Problem requirements:
Sift the listing for lines that hold the string "data" and pull them out.

....

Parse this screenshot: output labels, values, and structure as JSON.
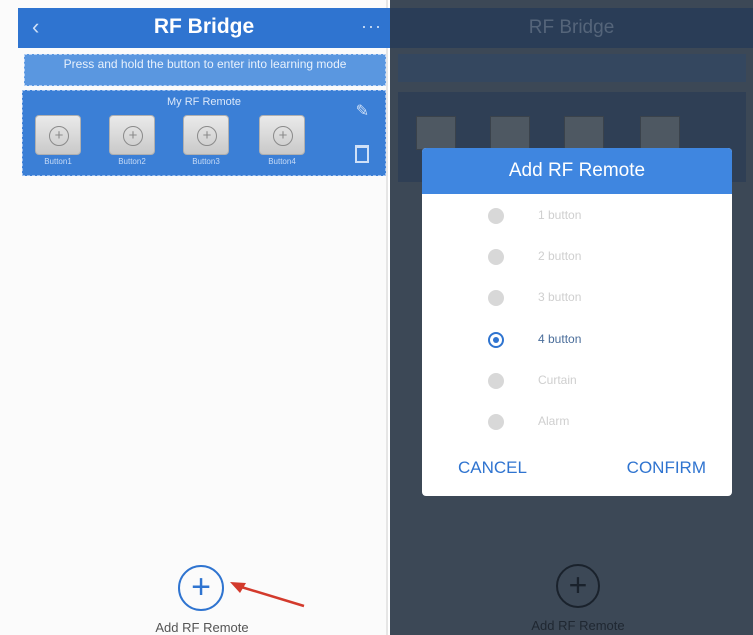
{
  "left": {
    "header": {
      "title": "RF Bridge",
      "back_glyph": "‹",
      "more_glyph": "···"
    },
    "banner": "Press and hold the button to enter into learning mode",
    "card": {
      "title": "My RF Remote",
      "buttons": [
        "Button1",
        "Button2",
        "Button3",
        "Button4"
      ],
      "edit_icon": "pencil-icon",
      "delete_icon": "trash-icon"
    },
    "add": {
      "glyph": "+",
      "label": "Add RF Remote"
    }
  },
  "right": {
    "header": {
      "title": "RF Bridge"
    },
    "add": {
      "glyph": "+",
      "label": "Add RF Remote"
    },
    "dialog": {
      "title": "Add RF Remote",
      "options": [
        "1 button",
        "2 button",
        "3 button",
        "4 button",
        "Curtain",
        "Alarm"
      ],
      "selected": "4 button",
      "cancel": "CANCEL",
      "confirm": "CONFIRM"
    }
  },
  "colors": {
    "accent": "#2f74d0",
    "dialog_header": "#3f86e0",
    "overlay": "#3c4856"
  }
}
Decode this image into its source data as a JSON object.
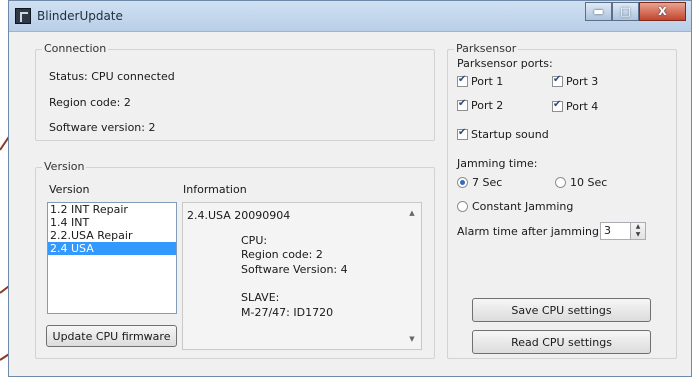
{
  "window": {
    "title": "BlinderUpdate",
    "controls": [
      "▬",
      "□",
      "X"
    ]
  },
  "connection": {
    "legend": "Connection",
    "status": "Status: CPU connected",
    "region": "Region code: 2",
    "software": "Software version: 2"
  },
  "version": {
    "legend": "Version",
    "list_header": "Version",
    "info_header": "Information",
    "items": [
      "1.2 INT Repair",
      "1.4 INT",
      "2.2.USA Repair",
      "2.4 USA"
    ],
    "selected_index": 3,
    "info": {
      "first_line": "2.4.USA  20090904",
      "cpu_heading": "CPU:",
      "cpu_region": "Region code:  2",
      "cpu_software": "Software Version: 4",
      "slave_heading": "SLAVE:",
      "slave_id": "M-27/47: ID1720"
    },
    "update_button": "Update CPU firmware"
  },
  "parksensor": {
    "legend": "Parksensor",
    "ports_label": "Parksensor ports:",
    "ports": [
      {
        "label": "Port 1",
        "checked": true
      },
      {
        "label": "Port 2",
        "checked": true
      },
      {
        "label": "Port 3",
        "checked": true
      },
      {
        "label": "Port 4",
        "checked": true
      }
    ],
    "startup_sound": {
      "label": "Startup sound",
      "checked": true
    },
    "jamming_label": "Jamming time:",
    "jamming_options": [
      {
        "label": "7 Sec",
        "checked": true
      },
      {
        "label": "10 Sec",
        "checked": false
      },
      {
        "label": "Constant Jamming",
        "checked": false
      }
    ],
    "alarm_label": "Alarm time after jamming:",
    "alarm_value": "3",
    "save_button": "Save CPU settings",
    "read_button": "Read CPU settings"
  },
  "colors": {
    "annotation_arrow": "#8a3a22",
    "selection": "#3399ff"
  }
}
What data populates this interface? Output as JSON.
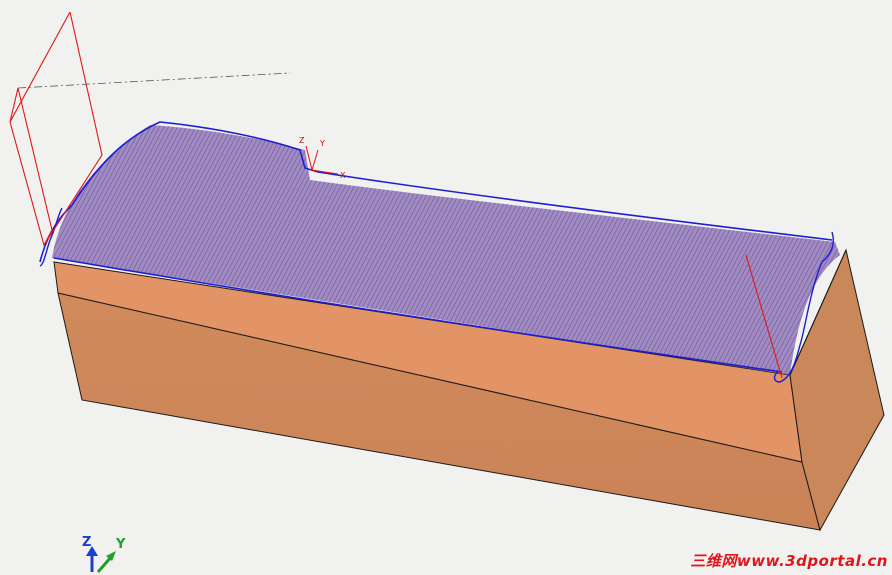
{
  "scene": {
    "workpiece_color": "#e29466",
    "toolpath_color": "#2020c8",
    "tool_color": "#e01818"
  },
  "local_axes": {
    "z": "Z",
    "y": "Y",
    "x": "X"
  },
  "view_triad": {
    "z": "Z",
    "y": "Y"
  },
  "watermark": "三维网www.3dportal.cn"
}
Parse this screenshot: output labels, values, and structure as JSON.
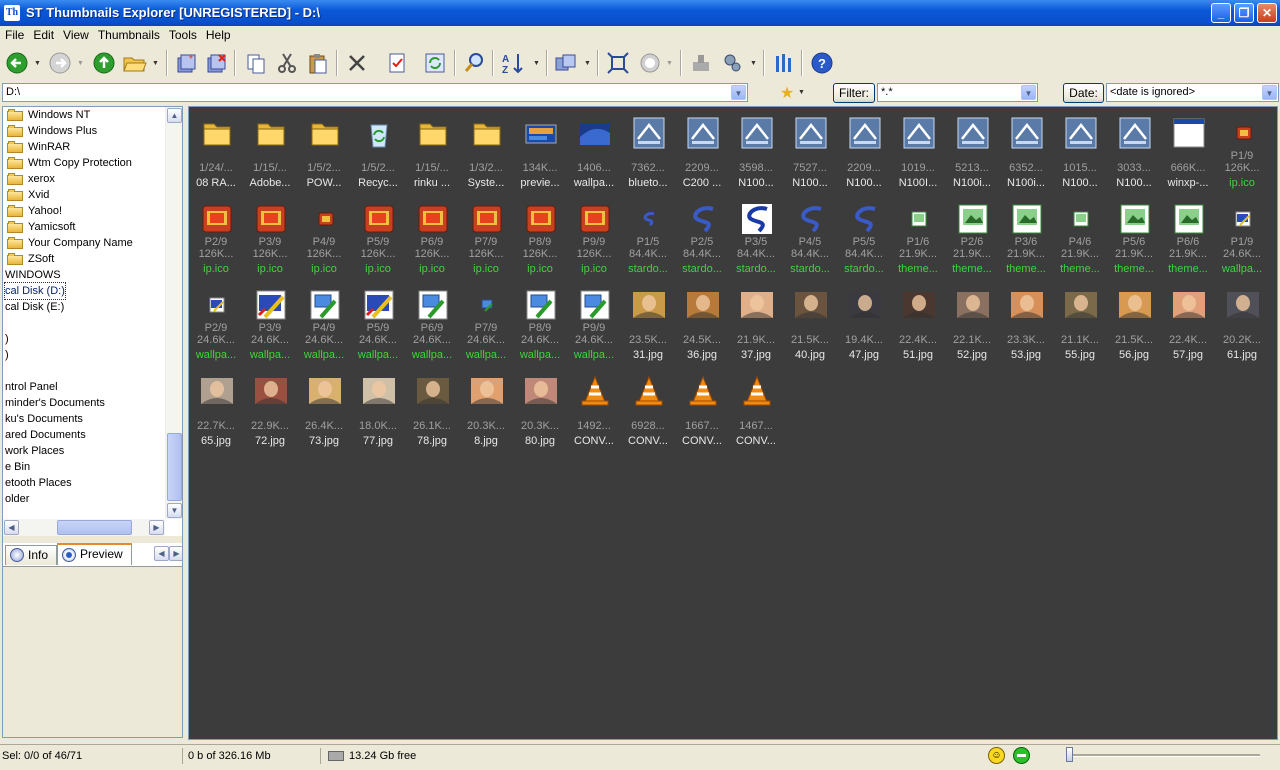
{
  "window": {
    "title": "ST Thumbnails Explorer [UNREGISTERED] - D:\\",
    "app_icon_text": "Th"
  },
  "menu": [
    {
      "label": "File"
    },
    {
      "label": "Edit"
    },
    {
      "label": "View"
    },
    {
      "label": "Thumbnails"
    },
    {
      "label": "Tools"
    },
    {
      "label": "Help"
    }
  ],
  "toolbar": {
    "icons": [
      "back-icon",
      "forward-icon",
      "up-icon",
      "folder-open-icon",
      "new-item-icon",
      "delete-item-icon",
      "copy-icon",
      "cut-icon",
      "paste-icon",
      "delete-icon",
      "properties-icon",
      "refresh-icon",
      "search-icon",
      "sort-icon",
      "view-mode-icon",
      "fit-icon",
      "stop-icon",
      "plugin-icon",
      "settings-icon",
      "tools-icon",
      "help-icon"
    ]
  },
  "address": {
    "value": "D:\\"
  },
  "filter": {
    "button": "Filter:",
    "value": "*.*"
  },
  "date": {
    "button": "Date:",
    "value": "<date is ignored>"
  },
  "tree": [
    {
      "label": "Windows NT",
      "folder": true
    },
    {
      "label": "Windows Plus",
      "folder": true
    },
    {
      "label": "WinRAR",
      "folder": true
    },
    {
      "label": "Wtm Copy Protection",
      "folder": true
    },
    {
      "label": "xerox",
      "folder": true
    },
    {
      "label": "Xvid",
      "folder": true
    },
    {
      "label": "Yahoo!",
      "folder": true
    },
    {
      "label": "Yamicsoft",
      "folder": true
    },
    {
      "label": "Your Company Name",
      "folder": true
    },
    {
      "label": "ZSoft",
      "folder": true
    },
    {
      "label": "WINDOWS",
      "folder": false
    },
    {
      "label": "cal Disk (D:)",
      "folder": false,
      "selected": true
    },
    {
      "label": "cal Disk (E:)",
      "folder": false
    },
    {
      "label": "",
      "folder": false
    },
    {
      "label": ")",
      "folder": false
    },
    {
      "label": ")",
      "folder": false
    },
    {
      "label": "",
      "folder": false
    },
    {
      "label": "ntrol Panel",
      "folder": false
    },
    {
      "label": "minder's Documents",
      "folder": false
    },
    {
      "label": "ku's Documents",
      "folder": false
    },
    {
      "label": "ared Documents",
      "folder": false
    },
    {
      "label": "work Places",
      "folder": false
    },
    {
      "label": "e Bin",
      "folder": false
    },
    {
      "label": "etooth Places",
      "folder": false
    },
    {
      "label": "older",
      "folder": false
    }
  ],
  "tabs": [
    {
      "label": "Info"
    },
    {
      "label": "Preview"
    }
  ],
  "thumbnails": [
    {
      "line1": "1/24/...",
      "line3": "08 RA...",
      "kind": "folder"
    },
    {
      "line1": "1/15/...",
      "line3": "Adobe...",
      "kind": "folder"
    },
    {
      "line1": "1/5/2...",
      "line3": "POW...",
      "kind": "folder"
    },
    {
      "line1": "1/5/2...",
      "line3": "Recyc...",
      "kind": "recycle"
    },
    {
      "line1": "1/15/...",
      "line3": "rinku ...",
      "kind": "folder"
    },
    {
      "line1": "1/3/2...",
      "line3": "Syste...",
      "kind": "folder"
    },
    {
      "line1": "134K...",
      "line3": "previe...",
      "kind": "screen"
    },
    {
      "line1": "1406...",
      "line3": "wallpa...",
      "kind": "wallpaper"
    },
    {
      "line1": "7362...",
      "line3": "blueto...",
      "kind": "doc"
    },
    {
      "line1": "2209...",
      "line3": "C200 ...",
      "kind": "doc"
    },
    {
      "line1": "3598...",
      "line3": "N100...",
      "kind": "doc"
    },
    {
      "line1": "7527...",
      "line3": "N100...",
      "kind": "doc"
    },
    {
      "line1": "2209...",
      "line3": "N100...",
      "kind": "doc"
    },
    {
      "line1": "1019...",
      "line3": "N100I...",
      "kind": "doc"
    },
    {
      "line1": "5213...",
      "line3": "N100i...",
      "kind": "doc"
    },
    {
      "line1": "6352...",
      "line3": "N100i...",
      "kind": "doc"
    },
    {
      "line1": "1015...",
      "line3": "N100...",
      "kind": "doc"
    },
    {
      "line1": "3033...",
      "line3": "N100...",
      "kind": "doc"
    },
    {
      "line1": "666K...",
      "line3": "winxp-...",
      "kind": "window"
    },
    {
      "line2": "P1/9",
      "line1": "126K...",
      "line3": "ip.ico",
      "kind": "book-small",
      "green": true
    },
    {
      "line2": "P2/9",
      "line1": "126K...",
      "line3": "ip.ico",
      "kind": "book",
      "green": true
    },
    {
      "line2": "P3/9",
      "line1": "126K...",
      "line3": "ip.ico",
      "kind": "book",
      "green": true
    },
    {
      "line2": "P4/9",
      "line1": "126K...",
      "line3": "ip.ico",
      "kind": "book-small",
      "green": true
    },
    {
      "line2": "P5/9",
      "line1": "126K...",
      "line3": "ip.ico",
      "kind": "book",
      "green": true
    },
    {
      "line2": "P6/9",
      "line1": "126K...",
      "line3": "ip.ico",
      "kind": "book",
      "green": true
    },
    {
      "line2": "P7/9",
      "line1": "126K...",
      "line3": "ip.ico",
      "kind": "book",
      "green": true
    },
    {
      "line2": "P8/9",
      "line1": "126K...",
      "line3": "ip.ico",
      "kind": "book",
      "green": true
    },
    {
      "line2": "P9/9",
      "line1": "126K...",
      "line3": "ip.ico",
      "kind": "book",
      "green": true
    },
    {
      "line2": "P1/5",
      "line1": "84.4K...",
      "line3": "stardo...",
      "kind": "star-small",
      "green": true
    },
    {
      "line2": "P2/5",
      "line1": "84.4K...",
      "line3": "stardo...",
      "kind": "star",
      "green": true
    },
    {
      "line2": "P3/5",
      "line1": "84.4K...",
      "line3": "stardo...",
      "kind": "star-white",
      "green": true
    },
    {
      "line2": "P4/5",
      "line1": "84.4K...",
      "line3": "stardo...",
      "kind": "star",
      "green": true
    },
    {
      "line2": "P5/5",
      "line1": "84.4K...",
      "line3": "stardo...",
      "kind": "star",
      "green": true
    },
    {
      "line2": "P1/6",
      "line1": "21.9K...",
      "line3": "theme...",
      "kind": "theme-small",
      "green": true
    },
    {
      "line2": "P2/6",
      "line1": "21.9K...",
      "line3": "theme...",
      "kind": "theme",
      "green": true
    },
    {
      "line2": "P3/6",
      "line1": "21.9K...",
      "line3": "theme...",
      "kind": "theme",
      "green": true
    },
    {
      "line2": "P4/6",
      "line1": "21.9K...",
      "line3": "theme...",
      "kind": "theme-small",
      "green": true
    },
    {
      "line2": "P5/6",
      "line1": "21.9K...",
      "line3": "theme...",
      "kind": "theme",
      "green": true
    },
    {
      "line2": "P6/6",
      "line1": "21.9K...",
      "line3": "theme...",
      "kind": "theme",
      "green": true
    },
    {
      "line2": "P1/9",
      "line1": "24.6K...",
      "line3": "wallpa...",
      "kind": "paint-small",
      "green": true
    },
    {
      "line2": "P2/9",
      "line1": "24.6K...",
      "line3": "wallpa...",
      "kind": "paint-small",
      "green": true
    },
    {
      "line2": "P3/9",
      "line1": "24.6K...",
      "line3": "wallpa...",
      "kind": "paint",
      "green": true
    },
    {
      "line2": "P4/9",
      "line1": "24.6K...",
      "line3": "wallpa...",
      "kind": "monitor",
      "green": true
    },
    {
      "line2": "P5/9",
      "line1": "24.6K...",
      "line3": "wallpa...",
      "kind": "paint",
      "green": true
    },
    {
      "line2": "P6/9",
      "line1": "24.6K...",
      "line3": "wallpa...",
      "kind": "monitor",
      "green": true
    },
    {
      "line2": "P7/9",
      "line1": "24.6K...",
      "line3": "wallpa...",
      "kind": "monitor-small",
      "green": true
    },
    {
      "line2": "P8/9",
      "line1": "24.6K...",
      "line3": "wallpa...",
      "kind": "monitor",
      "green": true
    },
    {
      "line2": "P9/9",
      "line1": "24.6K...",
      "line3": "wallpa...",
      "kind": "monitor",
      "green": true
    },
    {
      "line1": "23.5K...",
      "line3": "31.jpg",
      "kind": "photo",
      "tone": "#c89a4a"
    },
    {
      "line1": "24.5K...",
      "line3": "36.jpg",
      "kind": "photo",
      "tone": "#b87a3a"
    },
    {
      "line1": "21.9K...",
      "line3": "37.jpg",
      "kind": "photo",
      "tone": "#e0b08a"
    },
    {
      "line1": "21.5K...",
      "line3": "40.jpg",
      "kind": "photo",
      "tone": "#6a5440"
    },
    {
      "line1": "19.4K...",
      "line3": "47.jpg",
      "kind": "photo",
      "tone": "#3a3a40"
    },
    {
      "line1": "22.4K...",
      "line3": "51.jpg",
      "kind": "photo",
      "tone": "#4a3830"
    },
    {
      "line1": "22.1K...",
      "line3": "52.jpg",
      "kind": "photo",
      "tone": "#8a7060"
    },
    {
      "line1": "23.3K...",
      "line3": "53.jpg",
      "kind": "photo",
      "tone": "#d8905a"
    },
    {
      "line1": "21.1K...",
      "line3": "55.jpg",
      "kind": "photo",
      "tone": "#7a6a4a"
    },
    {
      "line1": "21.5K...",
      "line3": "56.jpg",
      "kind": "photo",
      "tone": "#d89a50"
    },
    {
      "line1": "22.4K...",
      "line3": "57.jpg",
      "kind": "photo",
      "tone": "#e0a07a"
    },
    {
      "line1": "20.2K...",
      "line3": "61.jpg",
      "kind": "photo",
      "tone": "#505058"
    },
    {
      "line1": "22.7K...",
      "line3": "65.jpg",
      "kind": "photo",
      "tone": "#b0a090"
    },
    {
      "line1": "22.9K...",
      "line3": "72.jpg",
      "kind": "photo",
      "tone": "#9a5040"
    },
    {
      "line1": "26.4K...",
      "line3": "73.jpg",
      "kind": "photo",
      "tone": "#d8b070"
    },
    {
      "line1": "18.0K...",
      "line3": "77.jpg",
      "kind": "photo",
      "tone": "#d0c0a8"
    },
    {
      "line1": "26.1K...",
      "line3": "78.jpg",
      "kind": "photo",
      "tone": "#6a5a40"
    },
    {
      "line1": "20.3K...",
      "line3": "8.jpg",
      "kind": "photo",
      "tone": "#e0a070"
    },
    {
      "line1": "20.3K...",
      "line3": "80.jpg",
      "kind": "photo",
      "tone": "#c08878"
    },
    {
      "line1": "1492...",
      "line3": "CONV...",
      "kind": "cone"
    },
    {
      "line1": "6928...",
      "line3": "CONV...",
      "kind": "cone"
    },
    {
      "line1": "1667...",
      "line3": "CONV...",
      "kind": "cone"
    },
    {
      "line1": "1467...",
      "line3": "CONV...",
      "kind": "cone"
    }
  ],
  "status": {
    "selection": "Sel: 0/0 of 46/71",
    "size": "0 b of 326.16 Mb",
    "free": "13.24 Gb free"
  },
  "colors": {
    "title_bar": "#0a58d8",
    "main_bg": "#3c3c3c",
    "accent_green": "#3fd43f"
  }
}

....

The output:
Decode this image into its source data as a JSON object.
What data populates this interface? Output as JSON.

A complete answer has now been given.